» Data supplied
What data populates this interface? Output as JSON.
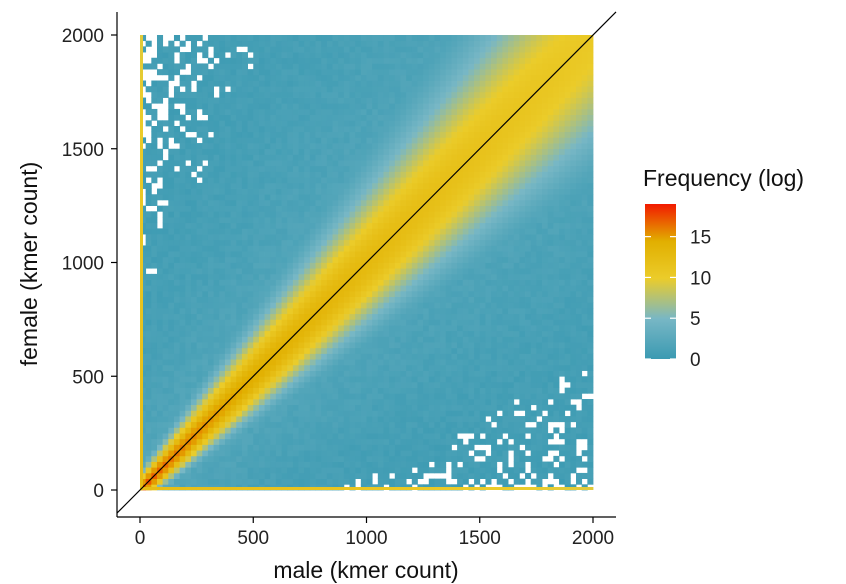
{
  "chart_data": {
    "type": "heatmap",
    "xlabel": "male (kmer count)",
    "ylabel": "female (kmer count)",
    "xlim": [
      0,
      2000
    ],
    "ylim": [
      0,
      2000
    ],
    "x_ticks": [
      0,
      500,
      1000,
      1500,
      2000
    ],
    "y_ticks": [
      0,
      500,
      1000,
      1500,
      2000
    ],
    "x_tick_labels": [
      "0",
      "500",
      "1000",
      "1500",
      "2000"
    ],
    "y_tick_labels": [
      "0",
      "500",
      "1000",
      "1500",
      "2000"
    ],
    "reference_line": {
      "slope": 1,
      "intercept": 0
    },
    "density_description": "log frequency peaks along the diagonal y = x, highest near the origin (~18) and decreasing along the diagonal (~10 near 2000); sparse low-frequency scatter off-diagonal; strong frequency along both axes near 0",
    "samples": [
      {
        "x": 50,
        "y": 50,
        "value": 18
      },
      {
        "x": 100,
        "y": 100,
        "value": 17
      },
      {
        "x": 250,
        "y": 250,
        "value": 15
      },
      {
        "x": 500,
        "y": 500,
        "value": 13
      },
      {
        "x": 1000,
        "y": 1000,
        "value": 11.5
      },
      {
        "x": 1500,
        "y": 1500,
        "value": 10.5
      },
      {
        "x": 2000,
        "y": 2000,
        "value": 9.5
      },
      {
        "x": 500,
        "y": 1500,
        "value": 1
      },
      {
        "x": 1500,
        "y": 500,
        "value": 1
      },
      {
        "x": 0,
        "y": 1000,
        "value": 10
      },
      {
        "x": 1000,
        "y": 0,
        "value": 10
      }
    ],
    "legend": {
      "title": "Frequency (log)",
      "placement": "right",
      "range": [
        0,
        19
      ],
      "ticks": [
        0,
        5,
        10,
        15
      ],
      "tick_labels": [
        "0",
        "5",
        "10",
        "15"
      ],
      "colors": [
        "#3b9ab2",
        "#78b7c5",
        "#ebcc2a",
        "#e1af00",
        "#f21a00"
      ]
    },
    "grid": false
  }
}
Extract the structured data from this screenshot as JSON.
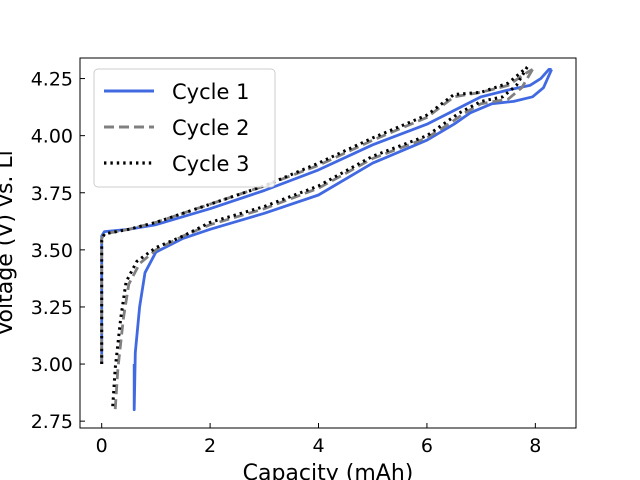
{
  "chart_data": {
    "type": "line",
    "xlabel": "Capacity (mAh)",
    "ylabel": "Voltage (V) vs. Li",
    "xlim": [
      -0.4,
      8.75
    ],
    "ylim": [
      2.72,
      4.34
    ],
    "xticks": [
      0,
      2,
      4,
      6,
      8
    ],
    "yticks": [
      2.75,
      3.0,
      3.25,
      3.5,
      3.75,
      4.0,
      4.25
    ],
    "xtick_labels": [
      "0",
      "2",
      "4",
      "6",
      "8"
    ],
    "ytick_labels": [
      "2.75",
      "3.00",
      "3.25",
      "3.50",
      "3.75",
      "4.00",
      "4.25"
    ],
    "grid": false,
    "legend_position": "top-left",
    "series": [
      {
        "name": "Cycle 1",
        "color": "#4169E1",
        "style": "solid",
        "charge": {
          "x": [
            0.0,
            0.0,
            0.05,
            0.5,
            1.0,
            2.0,
            3.0,
            4.0,
            5.0,
            6.0,
            6.5,
            7.0,
            7.5,
            7.9,
            8.1,
            8.25,
            8.3
          ],
          "y": [
            3.0,
            3.56,
            3.58,
            3.59,
            3.61,
            3.68,
            3.76,
            3.85,
            3.96,
            4.05,
            4.11,
            4.17,
            4.2,
            4.22,
            4.25,
            4.29,
            4.29
          ]
        },
        "discharge": {
          "x": [
            8.3,
            8.15,
            7.95,
            7.6,
            7.2,
            6.8,
            6.5,
            6.0,
            5.0,
            4.0,
            3.0,
            2.0,
            1.5,
            1.0,
            0.8,
            0.7,
            0.62,
            0.6,
            0.6
          ],
          "y": [
            4.29,
            4.21,
            4.17,
            4.15,
            4.14,
            4.1,
            4.05,
            3.98,
            3.88,
            3.74,
            3.66,
            3.59,
            3.55,
            3.49,
            3.4,
            3.25,
            3.05,
            2.8,
            3.0
          ]
        }
      },
      {
        "name": "Cycle 2",
        "color": "#808080",
        "style": "dashed",
        "charge": {
          "x": [
            0.0,
            0.0,
            0.05,
            0.5,
            1.0,
            2.0,
            3.0,
            4.0,
            5.0,
            6.0,
            6.5,
            7.0,
            7.5,
            7.8,
            7.95
          ],
          "y": [
            3.0,
            3.55,
            3.57,
            3.59,
            3.62,
            3.7,
            3.78,
            3.87,
            3.98,
            4.08,
            4.17,
            4.19,
            4.22,
            4.27,
            4.29
          ]
        },
        "discharge": {
          "x": [
            7.95,
            7.75,
            7.5,
            7.0,
            6.7,
            6.4,
            6.0,
            5.0,
            4.0,
            3.0,
            2.0,
            1.5,
            1.0,
            0.7,
            0.5,
            0.4,
            0.3,
            0.25
          ],
          "y": [
            4.29,
            4.21,
            4.16,
            4.14,
            4.1,
            4.05,
            3.99,
            3.9,
            3.77,
            3.68,
            3.61,
            3.56,
            3.5,
            3.44,
            3.35,
            3.2,
            2.98,
            2.8
          ]
        }
      },
      {
        "name": "Cycle 3",
        "color": "#000000",
        "style": "dotted",
        "charge": {
          "x": [
            0.0,
            0.0,
            0.05,
            0.5,
            1.0,
            2.0,
            3.0,
            4.0,
            5.0,
            6.0,
            6.5,
            7.0,
            7.5,
            7.75,
            7.85
          ],
          "y": [
            3.0,
            3.54,
            3.57,
            3.59,
            3.62,
            3.7,
            3.78,
            3.88,
            3.99,
            4.09,
            4.18,
            4.19,
            4.23,
            4.28,
            4.3
          ]
        },
        "discharge": {
          "x": [
            7.85,
            7.65,
            7.4,
            7.0,
            6.6,
            6.3,
            6.0,
            5.0,
            4.0,
            3.0,
            2.0,
            1.5,
            1.0,
            0.65,
            0.45,
            0.35,
            0.25,
            0.2
          ],
          "y": [
            4.3,
            4.22,
            4.17,
            4.15,
            4.1,
            4.05,
            4.0,
            3.91,
            3.78,
            3.69,
            3.62,
            3.56,
            3.51,
            3.45,
            3.36,
            3.2,
            2.98,
            2.8
          ]
        }
      }
    ]
  }
}
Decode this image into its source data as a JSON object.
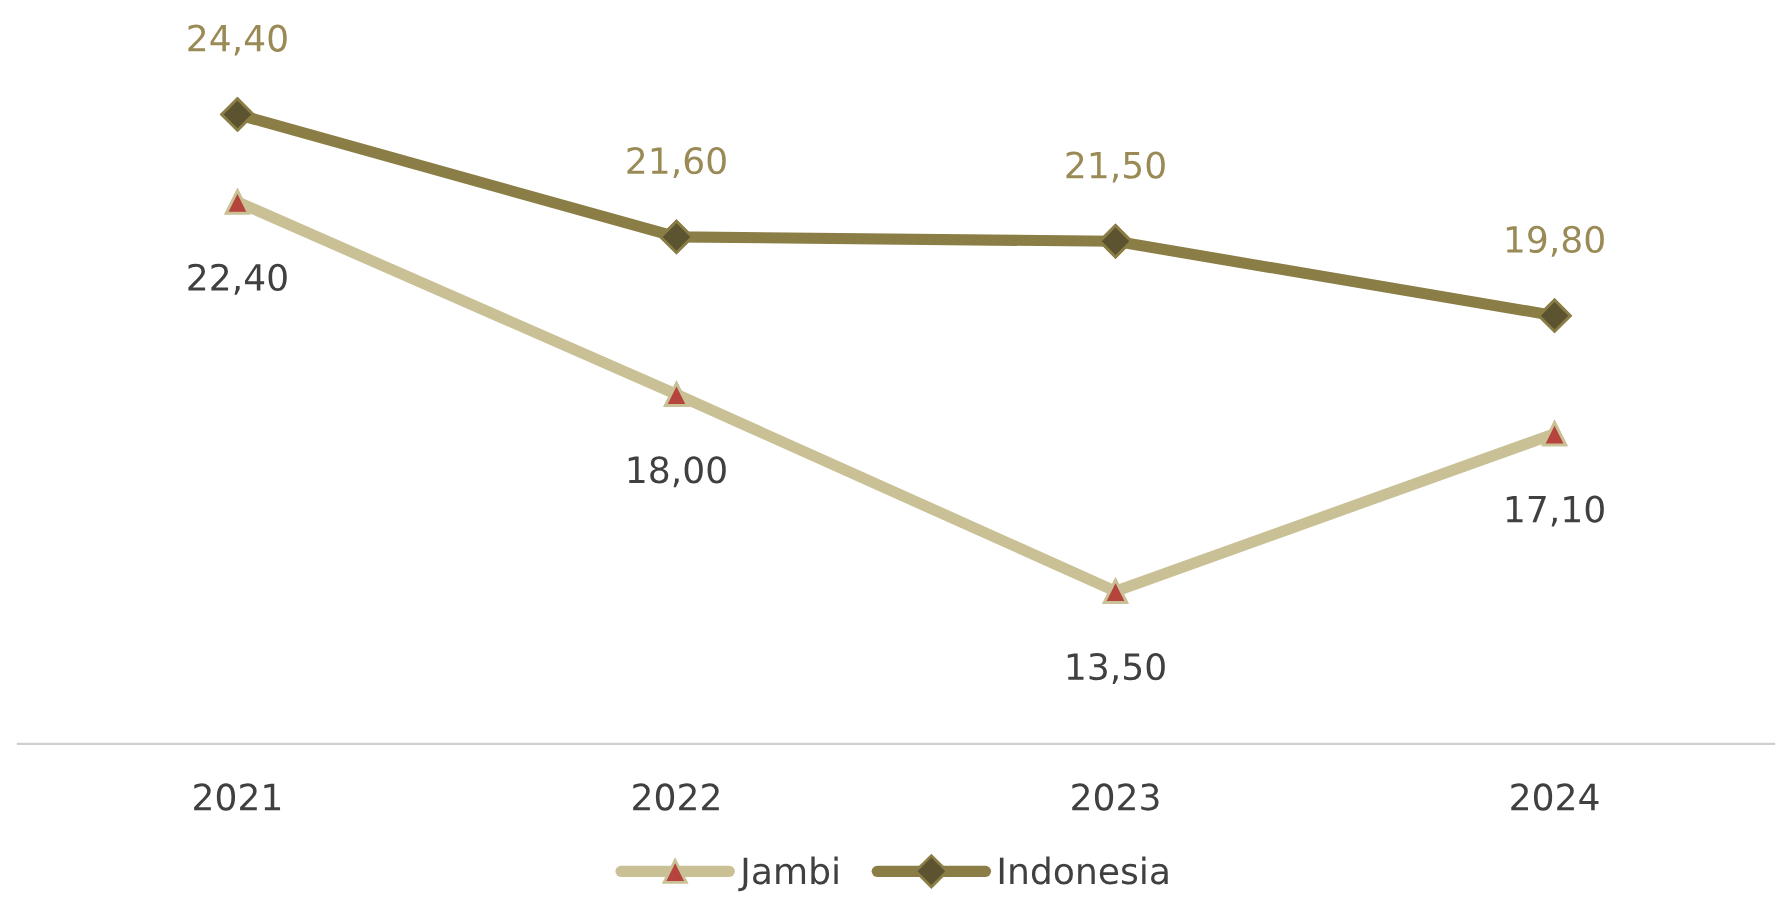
{
  "chart_data": {
    "type": "line",
    "categories": [
      "2021",
      "2022",
      "2023",
      "2024"
    ],
    "series": [
      {
        "name": "Jambi",
        "color": "#c9c096",
        "colors": [
          "#b5443c",
          "#b5443c",
          "#b5443c",
          "#b5443c"
        ],
        "marker": "triangle",
        "values": [
          22.4,
          18.0,
          13.5,
          17.1
        ],
        "value_labels": [
          "22,40",
          "18,00",
          "13,50",
          "17,10"
        ]
      },
      {
        "name": "Indonesia",
        "color": "#8a7d45",
        "colors": [
          "#5c5330",
          "#5c5330",
          "#5c5330",
          "#5c5330"
        ],
        "marker": "diamond",
        "values": [
          24.4,
          21.6,
          21.5,
          19.8
        ],
        "value_labels": [
          "24,40",
          "21,60",
          "21,50",
          "19,80"
        ]
      }
    ],
    "tick_labels": "x",
    "grid": false,
    "legend": "bottom"
  }
}
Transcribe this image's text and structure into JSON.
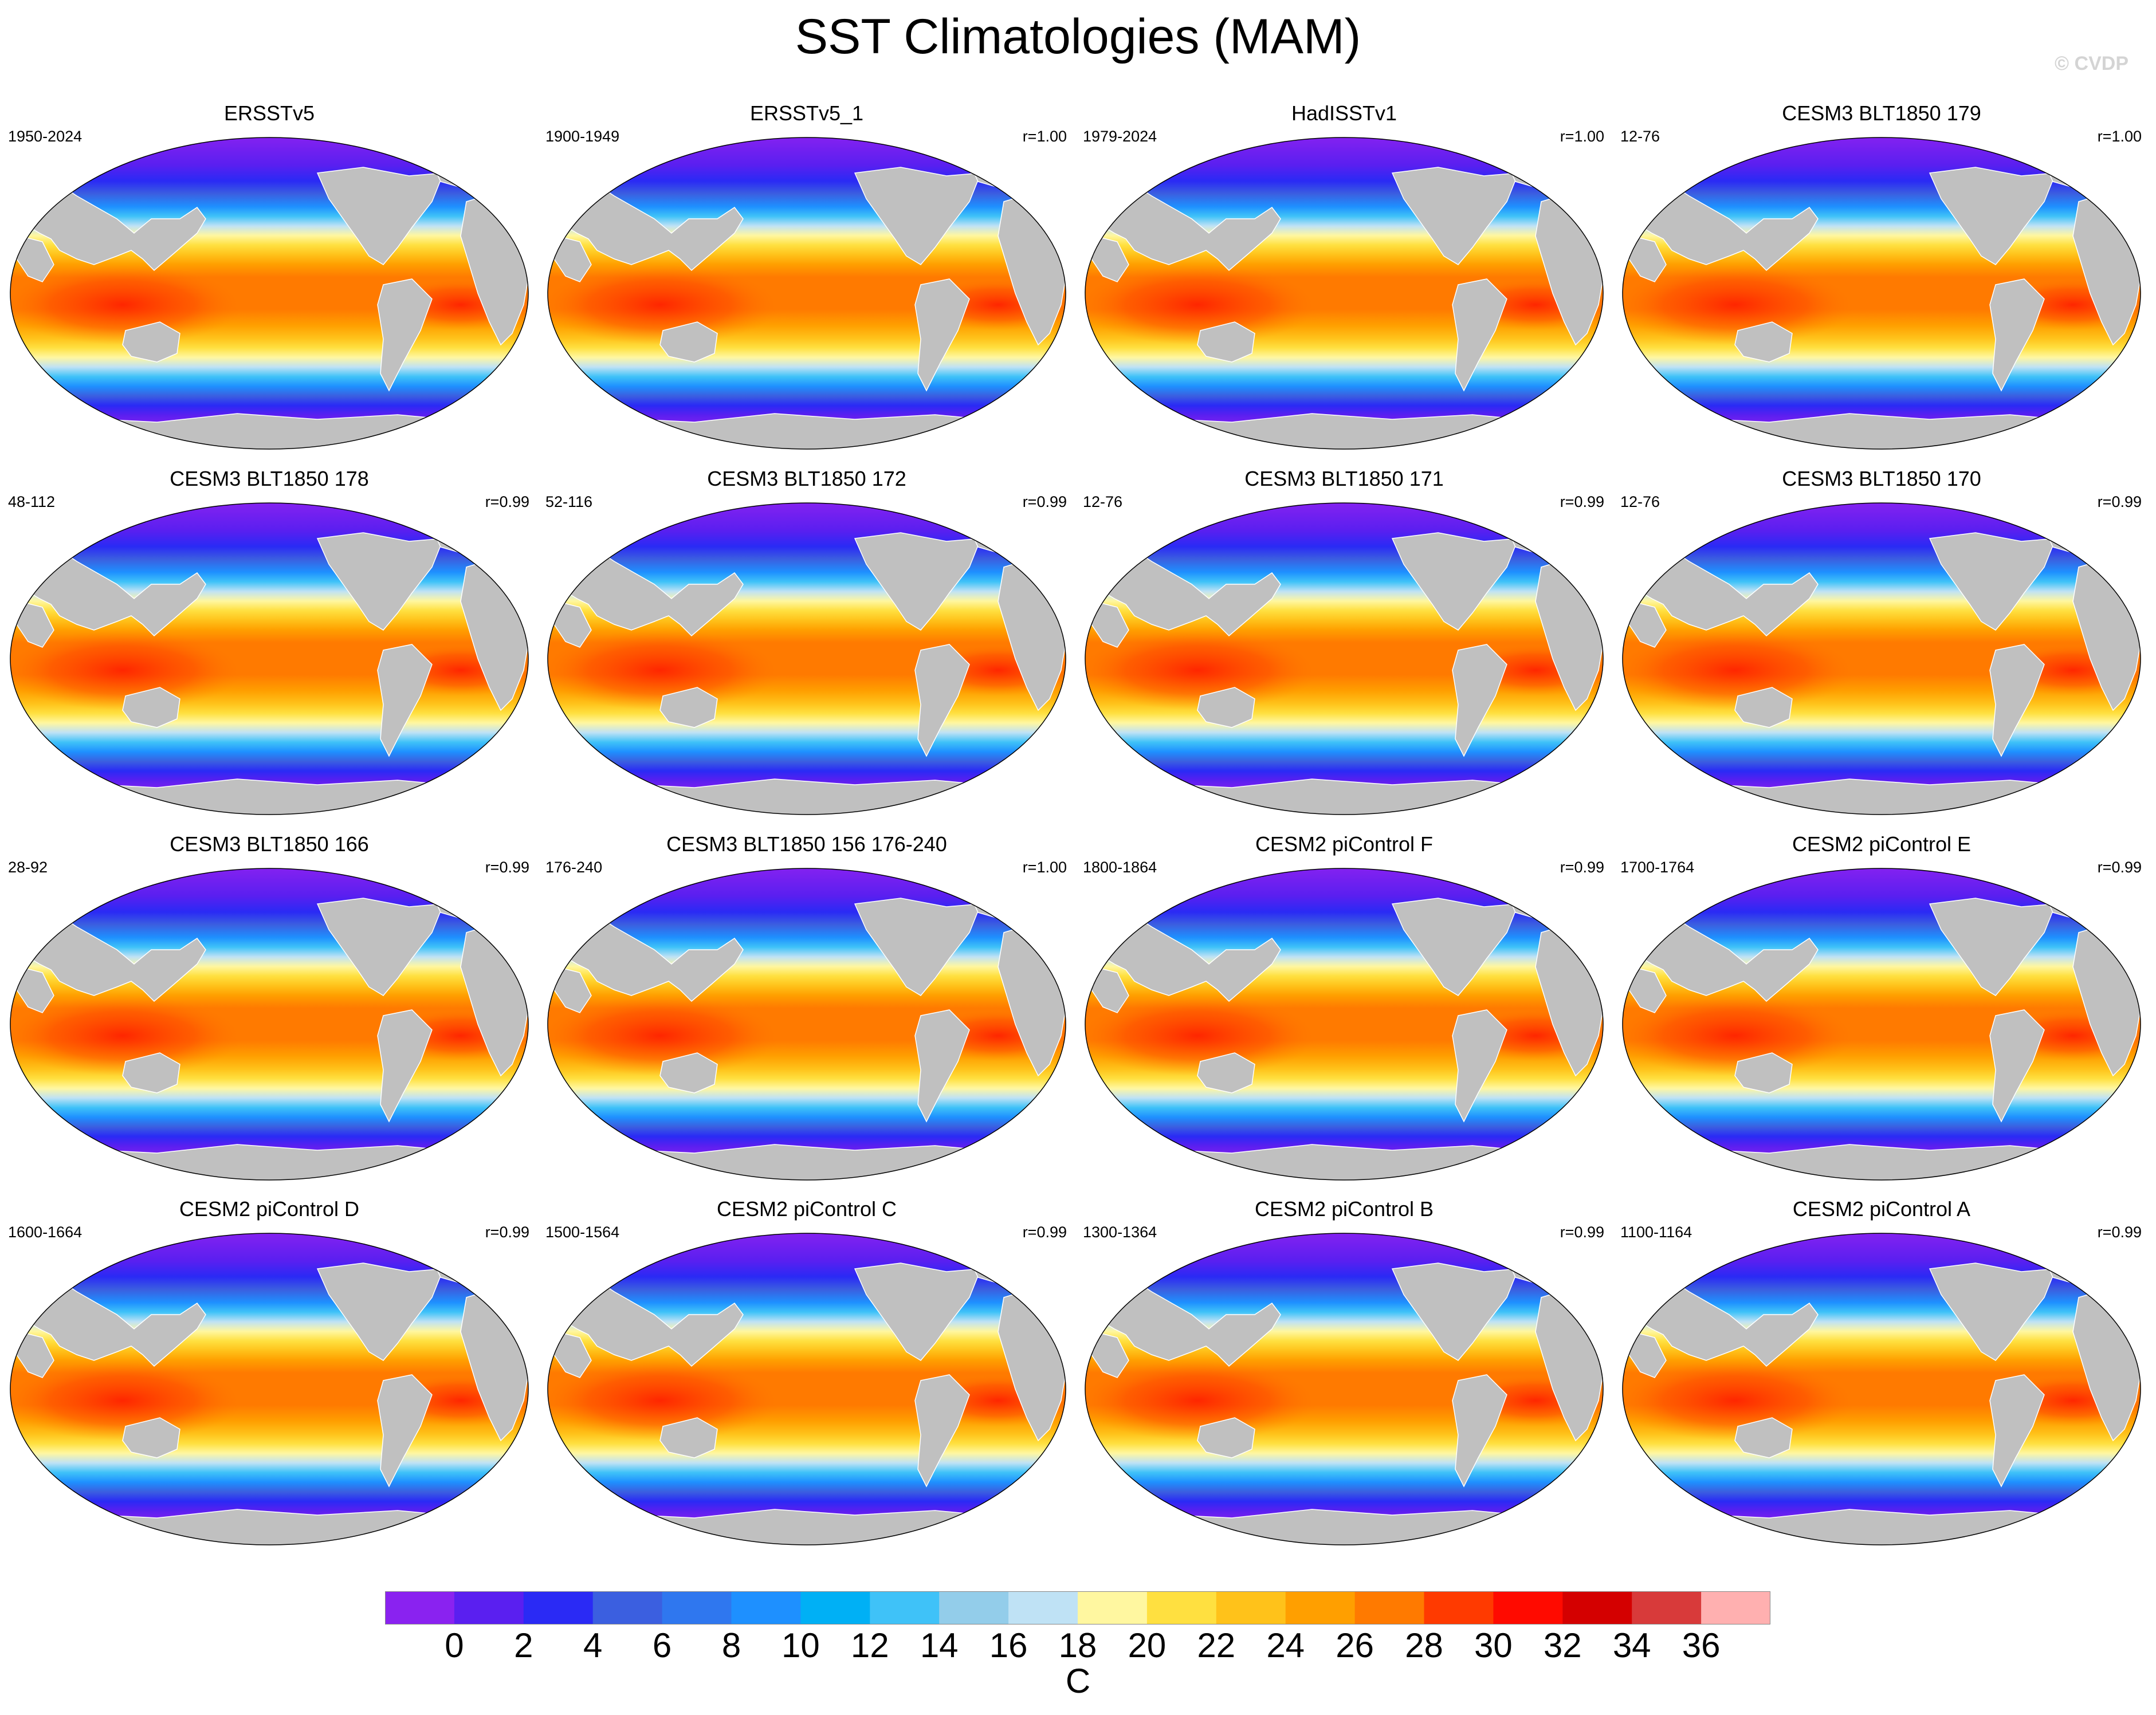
{
  "figure": {
    "title": "SST Climatologies (MAM)",
    "watermark": "© CVDP"
  },
  "panels": [
    {
      "title": "ERSSTv5",
      "years": "1950-2024",
      "r": "",
      "map_id": "ersstv5"
    },
    {
      "title": "ERSSTv5_1",
      "years": "1900-1949",
      "r": "r=1.00",
      "map_id": "ersstv5_1"
    },
    {
      "title": "HadISSTv1",
      "years": "1979-2024",
      "r": "r=1.00",
      "map_id": "hadisstv1"
    },
    {
      "title": "CESM3 BLT1850 179",
      "years": "12-76",
      "r": "r=1.00",
      "map_id": "cesm3_179"
    },
    {
      "title": "CESM3 BLT1850 178",
      "years": "48-112",
      "r": "r=0.99",
      "map_id": "cesm3_178"
    },
    {
      "title": "CESM3 BLT1850 172",
      "years": "52-116",
      "r": "r=0.99",
      "map_id": "cesm3_172"
    },
    {
      "title": "CESM3 BLT1850 171",
      "years": "12-76",
      "r": "r=0.99",
      "map_id": "cesm3_171"
    },
    {
      "title": "CESM3 BLT1850 170",
      "years": "12-76",
      "r": "r=0.99",
      "map_id": "cesm3_170"
    },
    {
      "title": "CESM3 BLT1850 166",
      "years": "28-92",
      "r": "r=0.99",
      "map_id": "cesm3_166"
    },
    {
      "title": "CESM3 BLT1850 156 176-240",
      "years": "176-240",
      "r": "r=1.00",
      "map_id": "cesm3_156"
    },
    {
      "title": "CESM2 piControl F",
      "years": "1800-1864",
      "r": "r=0.99",
      "map_id": "cesm2_f"
    },
    {
      "title": "CESM2 piControl E",
      "years": "1700-1764",
      "r": "r=0.99",
      "map_id": "cesm2_e"
    },
    {
      "title": "CESM2 piControl D",
      "years": "1600-1664",
      "r": "r=0.99",
      "map_id": "cesm2_d"
    },
    {
      "title": "CESM2 piControl C",
      "years": "1500-1564",
      "r": "r=0.99",
      "map_id": "cesm2_c"
    },
    {
      "title": "CESM2 piControl B",
      "years": "1300-1364",
      "r": "r=0.99",
      "map_id": "cesm2_b"
    },
    {
      "title": "CESM2 piControl A",
      "years": "1100-1164",
      "r": "r=0.99",
      "map_id": "cesm2_a"
    }
  ],
  "colorbar": {
    "unit": "C",
    "tick_labels": [
      "0",
      "2",
      "4",
      "6",
      "8",
      "10",
      "12",
      "14",
      "16",
      "18",
      "20",
      "22",
      "24",
      "26",
      "28",
      "30",
      "32",
      "34",
      "36"
    ],
    "colors": [
      "#8a22f0",
      "#5a1ff0",
      "#2a2af5",
      "#3b5fe0",
      "#2f77ef",
      "#1e90ff",
      "#00b0f5",
      "#3fc2f8",
      "#93cdea",
      "#bfe2f5",
      "#fff7a0",
      "#ffe040",
      "#ffc21a",
      "#ff9f00",
      "#ff7a00",
      "#ff3a00",
      "#ff0a00",
      "#d40000",
      "#d83a3a",
      "#ffb0b0"
    ]
  },
  "colors": {
    "land": "#c0c0c0",
    "background": "#ffffff"
  }
}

» Goal of the exercise
Look over the material above and show each line where "into" appears.

» Solution to this exercise
Decode this image into its source data as a JSON object.
Transcribe this image's text and structure into JSON.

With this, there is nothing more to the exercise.